Texto fornecido –
Queda acentuada reflete normalização na oferta global da commodity

Nesta quarta-feira (24), os preços do petróleo sofreram uma queda acentuada, atingindo níveis que não eram vistos desde o início das hostilidades entre Irã e Israel. O barril do Brent despencou US$ 3,34, ou 4,3%, encerrando o dia a US$ 73,74, enquanto o West Texas Intermediate (WTI) caiu US$ 2,87, ou 3,9%, fechando a US$ 70,34.
O Brent tocou o limite de US$ 73,12 durante o dia, sinalizando o menor valor desde 27 de fevereiro. O WTI, por outro lado, caiu abaixo da marca de US$ 70 pela primeira vez desde 2 de março. Esse movimento no mercado é atribuído à recuperação no fluxo de petróleo pelo Estreito de Ormuz, uma rota vital para o comércio global de energia.
✨ Cerca de 20 milhões de barris transitam pelo Estreito de Ormuz diariamente, retornando a níveis anteriores ao conflito.
O secretário de Energia dos EUA, Chris Wright, indicou que o tráfego na região já está próximo ao volume observado antes do início das tensões. Em sua participação no Fórum Global de Energia da Reuters, em Nova York, ele confirmou que, apesar de alguns desafios, como a presença de minas iranianas, a América acredita que o Irã não conseguirá mais bloquear esse importante corredor naval.

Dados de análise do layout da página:

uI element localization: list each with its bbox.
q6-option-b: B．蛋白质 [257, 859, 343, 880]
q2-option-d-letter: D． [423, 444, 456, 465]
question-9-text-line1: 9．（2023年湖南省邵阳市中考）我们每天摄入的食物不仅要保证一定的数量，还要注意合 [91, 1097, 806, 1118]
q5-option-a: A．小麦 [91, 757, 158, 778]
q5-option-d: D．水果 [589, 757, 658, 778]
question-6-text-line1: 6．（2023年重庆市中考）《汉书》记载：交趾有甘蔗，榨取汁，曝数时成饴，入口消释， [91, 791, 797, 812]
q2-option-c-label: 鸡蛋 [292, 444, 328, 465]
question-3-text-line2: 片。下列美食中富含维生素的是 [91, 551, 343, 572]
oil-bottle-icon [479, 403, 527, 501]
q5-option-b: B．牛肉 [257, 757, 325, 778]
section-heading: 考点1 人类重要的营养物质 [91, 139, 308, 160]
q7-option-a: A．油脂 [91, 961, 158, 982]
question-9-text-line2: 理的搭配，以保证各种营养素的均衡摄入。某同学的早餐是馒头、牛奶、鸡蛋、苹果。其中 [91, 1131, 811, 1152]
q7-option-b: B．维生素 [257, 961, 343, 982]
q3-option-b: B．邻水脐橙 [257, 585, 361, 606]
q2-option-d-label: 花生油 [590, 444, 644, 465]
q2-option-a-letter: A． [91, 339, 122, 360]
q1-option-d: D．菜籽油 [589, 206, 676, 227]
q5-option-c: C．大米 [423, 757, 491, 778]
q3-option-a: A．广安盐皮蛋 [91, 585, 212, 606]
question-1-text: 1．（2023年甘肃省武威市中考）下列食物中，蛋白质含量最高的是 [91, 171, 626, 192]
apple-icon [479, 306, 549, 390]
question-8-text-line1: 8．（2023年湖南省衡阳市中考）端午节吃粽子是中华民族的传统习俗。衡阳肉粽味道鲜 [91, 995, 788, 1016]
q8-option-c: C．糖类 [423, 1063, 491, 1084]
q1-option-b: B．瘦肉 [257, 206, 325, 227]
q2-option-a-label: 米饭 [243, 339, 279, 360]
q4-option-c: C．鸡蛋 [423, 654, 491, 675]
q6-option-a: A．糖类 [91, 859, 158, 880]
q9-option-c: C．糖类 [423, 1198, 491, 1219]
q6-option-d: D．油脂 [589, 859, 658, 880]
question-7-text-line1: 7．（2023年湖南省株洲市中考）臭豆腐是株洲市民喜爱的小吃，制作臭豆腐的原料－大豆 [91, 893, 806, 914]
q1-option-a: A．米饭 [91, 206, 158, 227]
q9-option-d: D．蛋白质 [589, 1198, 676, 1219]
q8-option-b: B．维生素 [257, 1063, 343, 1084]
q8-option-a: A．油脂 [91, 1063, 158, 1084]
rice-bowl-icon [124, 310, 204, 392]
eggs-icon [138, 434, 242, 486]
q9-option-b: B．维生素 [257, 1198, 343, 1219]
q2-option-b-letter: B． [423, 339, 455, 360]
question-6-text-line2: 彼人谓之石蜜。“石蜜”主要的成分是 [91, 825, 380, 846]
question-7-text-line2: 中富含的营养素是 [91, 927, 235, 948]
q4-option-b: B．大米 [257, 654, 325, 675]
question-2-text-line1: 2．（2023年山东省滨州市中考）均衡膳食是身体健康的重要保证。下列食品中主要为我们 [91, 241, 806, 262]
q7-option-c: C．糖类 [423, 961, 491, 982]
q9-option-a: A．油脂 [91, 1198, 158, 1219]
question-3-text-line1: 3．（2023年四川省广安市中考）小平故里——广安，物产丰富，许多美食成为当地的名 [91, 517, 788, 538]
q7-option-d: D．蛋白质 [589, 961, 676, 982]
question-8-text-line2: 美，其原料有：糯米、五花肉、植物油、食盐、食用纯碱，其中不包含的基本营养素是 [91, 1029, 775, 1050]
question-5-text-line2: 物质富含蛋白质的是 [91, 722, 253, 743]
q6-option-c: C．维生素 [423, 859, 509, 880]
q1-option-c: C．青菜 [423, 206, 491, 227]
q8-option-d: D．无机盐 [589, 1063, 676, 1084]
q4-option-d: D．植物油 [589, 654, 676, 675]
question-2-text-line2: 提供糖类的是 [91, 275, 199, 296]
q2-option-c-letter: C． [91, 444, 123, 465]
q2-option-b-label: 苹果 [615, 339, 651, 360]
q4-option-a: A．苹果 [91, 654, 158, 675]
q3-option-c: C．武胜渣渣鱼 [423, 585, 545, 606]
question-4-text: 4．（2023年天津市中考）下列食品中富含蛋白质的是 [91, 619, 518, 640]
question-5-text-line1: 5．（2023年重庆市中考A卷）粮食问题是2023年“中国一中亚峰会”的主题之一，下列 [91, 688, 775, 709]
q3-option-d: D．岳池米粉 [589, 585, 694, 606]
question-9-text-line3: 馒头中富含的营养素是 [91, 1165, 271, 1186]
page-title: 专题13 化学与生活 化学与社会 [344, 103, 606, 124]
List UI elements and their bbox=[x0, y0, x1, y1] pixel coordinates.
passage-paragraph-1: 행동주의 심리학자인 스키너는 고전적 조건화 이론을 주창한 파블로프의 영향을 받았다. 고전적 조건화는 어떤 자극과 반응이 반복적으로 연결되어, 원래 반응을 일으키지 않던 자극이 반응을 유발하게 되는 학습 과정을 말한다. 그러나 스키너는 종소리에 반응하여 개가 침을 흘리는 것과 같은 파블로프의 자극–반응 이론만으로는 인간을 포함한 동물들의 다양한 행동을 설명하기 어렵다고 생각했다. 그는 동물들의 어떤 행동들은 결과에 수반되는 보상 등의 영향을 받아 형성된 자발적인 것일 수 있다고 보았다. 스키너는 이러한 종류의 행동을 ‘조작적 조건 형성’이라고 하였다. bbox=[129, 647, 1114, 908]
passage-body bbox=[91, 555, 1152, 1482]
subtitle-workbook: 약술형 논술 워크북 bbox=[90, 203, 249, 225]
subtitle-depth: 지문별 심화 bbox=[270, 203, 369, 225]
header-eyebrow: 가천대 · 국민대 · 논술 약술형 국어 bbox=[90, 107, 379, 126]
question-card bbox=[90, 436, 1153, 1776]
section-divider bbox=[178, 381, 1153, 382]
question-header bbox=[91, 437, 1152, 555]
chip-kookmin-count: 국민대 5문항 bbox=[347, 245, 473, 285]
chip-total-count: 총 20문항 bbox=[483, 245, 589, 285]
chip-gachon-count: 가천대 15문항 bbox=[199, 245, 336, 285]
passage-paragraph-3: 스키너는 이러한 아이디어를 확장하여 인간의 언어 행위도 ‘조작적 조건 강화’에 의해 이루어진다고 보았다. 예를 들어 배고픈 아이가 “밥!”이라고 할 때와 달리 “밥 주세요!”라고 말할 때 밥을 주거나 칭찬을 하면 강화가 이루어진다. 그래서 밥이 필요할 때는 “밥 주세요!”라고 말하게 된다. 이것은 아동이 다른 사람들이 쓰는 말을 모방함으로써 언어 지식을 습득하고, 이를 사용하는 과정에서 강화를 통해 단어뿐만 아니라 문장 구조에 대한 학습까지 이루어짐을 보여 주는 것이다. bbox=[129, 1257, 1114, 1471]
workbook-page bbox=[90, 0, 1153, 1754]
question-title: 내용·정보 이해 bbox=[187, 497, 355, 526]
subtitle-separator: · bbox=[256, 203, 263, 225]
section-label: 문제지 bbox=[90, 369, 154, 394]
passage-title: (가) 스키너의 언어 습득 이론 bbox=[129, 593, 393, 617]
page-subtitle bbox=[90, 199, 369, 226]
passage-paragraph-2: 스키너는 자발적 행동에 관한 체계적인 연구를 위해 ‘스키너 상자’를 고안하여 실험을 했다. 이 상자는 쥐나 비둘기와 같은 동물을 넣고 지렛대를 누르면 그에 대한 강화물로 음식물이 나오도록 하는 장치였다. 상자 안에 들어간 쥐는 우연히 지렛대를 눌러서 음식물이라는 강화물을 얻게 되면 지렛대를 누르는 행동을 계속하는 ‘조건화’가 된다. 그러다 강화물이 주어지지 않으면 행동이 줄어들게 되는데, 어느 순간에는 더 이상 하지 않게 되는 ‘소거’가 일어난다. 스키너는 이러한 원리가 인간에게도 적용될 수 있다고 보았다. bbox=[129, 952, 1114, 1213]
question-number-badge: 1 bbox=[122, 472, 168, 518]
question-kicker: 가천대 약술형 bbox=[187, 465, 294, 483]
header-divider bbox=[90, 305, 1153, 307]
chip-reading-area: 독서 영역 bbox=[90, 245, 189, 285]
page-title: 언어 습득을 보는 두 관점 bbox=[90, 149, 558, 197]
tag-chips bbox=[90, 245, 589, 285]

Lista de tarefas –
A: Segundo o texto sobre a queda do petróleo, a que preço o barril do Brent encerrou o dia?
B: Escreva a continuação do texto sobre a queda do petróleo a partir da última frase apresentada.

Seção de respostas –
A: US$ 73,74.

B:
Três petroleiros que estavam retidos carregando 5 milhões de barris deixaram o estreito nesta quarta-feira, com dois deles seguindo em direção à Ásia.
A normalização do tráfego marítimo, aliada ao aumento na produção e exportação de petróleo por nações do Golfo Pérsico, está influenciando as cotações. Países como os Emirados Árabes Unidos restabeleceram quase toda sua capacidade de produção pré-conflito, enquanto Kuwait e Iraque aumentaram suas embarcações ao exterior.
O presidente dos EUA, Donald Trump, anunciou que 19 milhões de barris transitaram pelo Estreito de Ormuz em um único dia, superando a média anterior que variava entre 16 milhões e 18 milhões de barris.